### [Problem 1]
In the White Rabbit review, how many wines does the revamped wine list offer by the glass?
### [Problem 2]
Pick up the White Rabbit review after its last sentence and keep writing.

### [Passage]
But I’m getting ahead of myself – we need to start with a refreshing cocktail to set the mood. One of White Rabbit’s hidden charms is its expansive backyard garden bar (affectionately known as The Rabbit Hole).
Abutting a gorgeous meadow (where else in Singapore will you see that, especially five minutes from Orchard?), it’s an ideal place to sip on a twilight tipple. And you’re going to want to go there more than ever with their carefully curated list of 16 artisanal gins from around the world.
A fantastic new bar menu emphasises G&Ts that play on a variety of themes, including “Simple & Honest”, “Traditional” and “Floral & Elegant”. Paired with housemade tonic and incorporating fresh herbs and edible flowers from the new backyard garden, the cocktails are meant to draw on the wholly botanic feel of the venue. Soon there will be a yummy crepe menu on offer as well.
If gin’s not your thing, there’s also a newly-revamped wine list that features an impressive 29 wines by the glass. These aren’t your standard supermarket blends, either, but rather an exciting mix of European, South American and New World varietals (I personally enjoyed a glass of Riesling from the Mosel region, such a honeyed treat!). The sommelier even employs a high-tech contraption called a Coravin that keeps bottles extra fresh.
And the wine pairs so nicely with the food. I started out with what, for my money, is the best salad in Singapore, the signature Salad Printemps with a vibrant mix of greens, avocado, radish, mango and even truffle. I offset all that beta carotene and Vitamin A with the indulgent Rangers Valley Wagyu Carpaccio – insanely thin slices of succulent beef topped with truffles, parmesan, and a delightfully surprising burst of Balsamic agar balls.

### [Collected data]
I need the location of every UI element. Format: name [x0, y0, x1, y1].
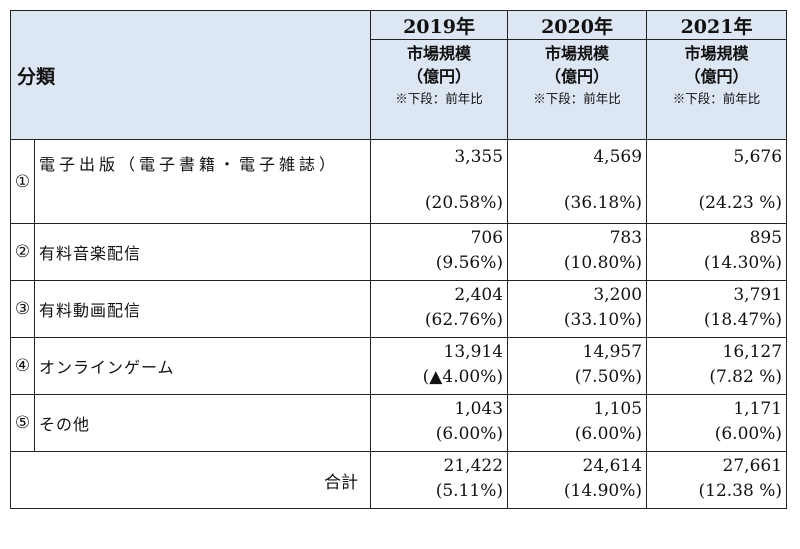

### [Exercise result 1]
29 wines by the glass.

### [Exercise result 2]
I was spoiled by three signature mains, most notably the 60-Hour Braised Mangalica Pork Belly with Pickled Cabbage and Cannellini beans. It’s infused with miso broth (so moist and tender), while the fiery chili paste and tart cabbage cut through the richness of the pork and the beans.
Chef Benjamin Tan actually took the staple 36-hour Brandt Shortribs off the menu for a year until he could get them just to his liking. That’s evidently the perfect amount of time to make for a crunchy truffle-miso glaze on the outside and pink, tender, melt-in-your-mouth meat on the inside. The Alaskan King Crab Tagliatelle is just as hearty and satisfying; Chef Tan actually draws inspiration for its spicy flavour from his favourite Hokkien Mee hawker stall, believe it or not.
Chef Tan created the airy Deconstructed Cheesecake (with pop rocks! So fun!) to please his wife. As a chocolaholic, I actually preferred the Chocolate Fondant with banana ice cream (all ice creams are made in-house, by the way). I loved the salted caramel that balanced so well with the sweet, rich chocolate. Bottom line: there’s sure to be a wildly inventive dessert to suit your taste.
In a place like Singapore where restaurants come and go at, well, a hare’s pace, some might wonder whether the White Rabbit (which opened in 2008) is a stalwart or a dinosaur. With its re-worked menu and delightful new emphasis on its outdoor space, I’d encourage you to give it a re-visit girls.
Opening hours: Lunch Tue-Fri, 12-2:30pm; Dinner Tue-Sun, 6:30-10:30pm; Brunch Sat-Sun, 10:30am-3pm.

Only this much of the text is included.